Task details ▸
Return the material below in full and exactly.
+++ Record set +++
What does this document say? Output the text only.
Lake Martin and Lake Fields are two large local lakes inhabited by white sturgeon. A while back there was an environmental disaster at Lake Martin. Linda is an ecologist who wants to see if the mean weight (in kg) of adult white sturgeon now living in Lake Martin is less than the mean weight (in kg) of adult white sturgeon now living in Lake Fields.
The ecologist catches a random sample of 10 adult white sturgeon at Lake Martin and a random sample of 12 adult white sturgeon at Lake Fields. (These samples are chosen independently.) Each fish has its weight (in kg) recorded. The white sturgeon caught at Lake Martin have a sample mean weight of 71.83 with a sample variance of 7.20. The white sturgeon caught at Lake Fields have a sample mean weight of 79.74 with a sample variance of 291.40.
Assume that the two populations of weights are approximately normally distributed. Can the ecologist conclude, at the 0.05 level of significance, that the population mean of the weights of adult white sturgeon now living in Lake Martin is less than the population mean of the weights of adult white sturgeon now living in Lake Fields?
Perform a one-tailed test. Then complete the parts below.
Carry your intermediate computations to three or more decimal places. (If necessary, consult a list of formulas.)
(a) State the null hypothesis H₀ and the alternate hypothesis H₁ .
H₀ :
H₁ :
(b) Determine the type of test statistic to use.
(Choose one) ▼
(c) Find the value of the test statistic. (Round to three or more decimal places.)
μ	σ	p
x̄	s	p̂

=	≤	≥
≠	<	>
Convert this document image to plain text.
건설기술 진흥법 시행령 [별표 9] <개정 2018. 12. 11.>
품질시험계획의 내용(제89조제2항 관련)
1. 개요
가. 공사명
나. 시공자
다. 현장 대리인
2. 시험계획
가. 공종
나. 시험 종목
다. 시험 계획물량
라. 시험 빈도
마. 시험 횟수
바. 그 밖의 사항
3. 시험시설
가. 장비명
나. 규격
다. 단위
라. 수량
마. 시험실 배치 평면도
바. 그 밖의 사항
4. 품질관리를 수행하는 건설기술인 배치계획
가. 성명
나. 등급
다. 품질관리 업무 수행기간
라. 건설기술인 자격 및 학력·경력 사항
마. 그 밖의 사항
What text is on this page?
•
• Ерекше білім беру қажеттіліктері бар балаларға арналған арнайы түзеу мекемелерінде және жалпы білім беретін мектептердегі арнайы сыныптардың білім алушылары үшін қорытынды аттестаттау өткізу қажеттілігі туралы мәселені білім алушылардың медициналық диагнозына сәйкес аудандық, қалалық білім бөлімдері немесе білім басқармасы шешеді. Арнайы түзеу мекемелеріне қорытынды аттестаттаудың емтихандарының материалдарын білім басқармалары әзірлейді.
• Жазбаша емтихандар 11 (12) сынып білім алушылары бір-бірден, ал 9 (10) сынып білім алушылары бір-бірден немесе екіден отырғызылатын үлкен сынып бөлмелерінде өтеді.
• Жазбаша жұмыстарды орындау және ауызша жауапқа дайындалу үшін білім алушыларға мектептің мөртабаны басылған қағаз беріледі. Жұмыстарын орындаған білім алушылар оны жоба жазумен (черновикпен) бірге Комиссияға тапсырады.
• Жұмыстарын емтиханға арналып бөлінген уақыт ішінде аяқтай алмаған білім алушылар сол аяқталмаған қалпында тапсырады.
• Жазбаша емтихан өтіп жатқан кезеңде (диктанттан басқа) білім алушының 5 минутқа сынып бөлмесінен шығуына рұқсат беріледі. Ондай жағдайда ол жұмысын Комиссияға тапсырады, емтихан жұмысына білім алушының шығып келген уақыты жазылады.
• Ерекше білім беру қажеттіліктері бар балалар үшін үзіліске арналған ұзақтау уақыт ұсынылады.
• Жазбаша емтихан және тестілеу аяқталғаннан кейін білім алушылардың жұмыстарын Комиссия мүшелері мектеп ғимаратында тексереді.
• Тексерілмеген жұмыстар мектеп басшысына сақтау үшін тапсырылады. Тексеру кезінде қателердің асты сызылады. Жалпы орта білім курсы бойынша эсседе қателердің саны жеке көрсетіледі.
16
+++
Finished answer ▸
What does this document say? Output the text only.
Lake Martin and Lake Fields are two large local lakes inhabited by white sturgeon. A while back there was an environmental disaster at Lake Martin. Linda is an ecologist who wants to see if the mean weight (in kg) of adult white sturgeon now living in Lake Martin is less than the mean weight (in kg) of adult white sturgeon now living in Lake Fields.
The ecologist catches a random sample of 10 adult white sturgeon at Lake Martin and a random sample of 12 adult white sturgeon at Lake Fields. (These samples are chosen independently.) Each fish has its weight (in kg) recorded. The white sturgeon caught at Lake Martin have a sample mean weight of 71.83 with a sample variance of 7.20. The white sturgeon caught at Lake Fields have a sample mean weight of 79.74 with a sample variance of 291.40.
Assume that the two populations of weights are approximately normally distributed. Can the ecologist conclude, at the 0.05 level of significance, that the population mean of the weights of adult white sturgeon now living in Lake Martin is less than the population mean of the weights of adult white sturgeon now living in Lake Fields?
Perform a one-tailed test. Then complete the parts below.
Carry your intermediate computations to three or more decimal places. (If necessary, consult a list of formulas.)
(a) State the null hypothesis H₀ and the alternate hypothesis H₁ .
H₀ :
H₁ :
(b) Determine the type of test statistic to use.
(Choose one) ▼
(c) Find the value of the test statistic. (Round to three or more decimal places.)
μ	σ	p
x̄	s	p̂

=	≤	≥
≠	<	>
Convert this document image to plain text.
건설기술 진흥법 시행령 [별표 9] <개정 2018. 12. 11.>
품질시험계획의 내용(제89조제2항 관련)
1. 개요
가. 공사명
나. 시공자
다. 현장 대리인
2. 시험계획
가. 공종
나. 시험 종목
다. 시험 계획물량
라. 시험 빈도
마. 시험 횟수
바. 그 밖의 사항
3. 시험시설
가. 장비명
나. 규격
다. 단위
라. 수량
마. 시험실 배치 평면도
바. 그 밖의 사항
4. 품질관리를 수행하는 건설기술인 배치계획
가. 성명
나. 등급
다. 품질관리 업무 수행기간
라. 건설기술인 자격 및 학력·경력 사항
마. 그 밖의 사항
What text is on this page?
•
• Ерекше білім беру қажеттіліктері бар балаларға арналған арнайы түзеу мекемелерінде және жалпы білім беретін мектептердегі арнайы сыныптардың білім алушылары үшін қорытынды аттестаттау өткізу қажеттілігі туралы мәселені білім алушылардың медициналық диагнозына сәйкес аудандық, қалалық білім бөлімдері немесе білім басқармасы шешеді. Арнайы түзеу мекемелеріне қорытынды аттестаттаудың емтихандарының материалдарын білім басқармалары әзірлейді.
• Жазбаша емтихандар 11 (12) сынып білім алушылары бір-бірден, ал 9 (10) сынып білім алушылары бір-бірден немесе екіден отырғызылатын үлкен сынып бөлмелерінде өтеді.
• Жазбаша жұмыстарды орындау және ауызша жауапқа дайындалу үшін білім алушыларға мектептің мөртабаны басылған қағаз беріледі. Жұмыстарын орындаған білім алушылар оны жоба жазумен (черновикпен) бірге Комиссияға тапсырады.
• Жұмыстарын емтиханға арналып бөлінген уақыт ішінде аяқтай алмаған білім алушылар сол аяқталмаған қалпында тапсырады.
• Жазбаша емтихан өтіп жатқан кезеңде (диктанттан басқа) білім алушының 5 минутқа сынып бөлмесінен шығуына рұқсат беріледі. Ондай жағдайда ол жұмысын Комиссияға тапсырады, емтихан жұмысына білім алушының шығып келген уақыты жазылады.
• Ерекше білім беру қажеттіліктері бар балалар үшін үзіліске арналған ұзақтау уақыт ұсынылады.
• Жазбаша емтихан және тестілеу аяқталғаннан кейін білім алушылардың жұмыстарын Комиссия мүшелері мектеп ғимаратында тексереді.
• Тексерілмеген жұмыстар мектеп басшысына сақтау үшін тапсырылады. Тексеру кезінде қателердің асты сызылады. Жалпы орта білім курсы бойынша эсседе қателердің саны жеке көрсетіледі.
16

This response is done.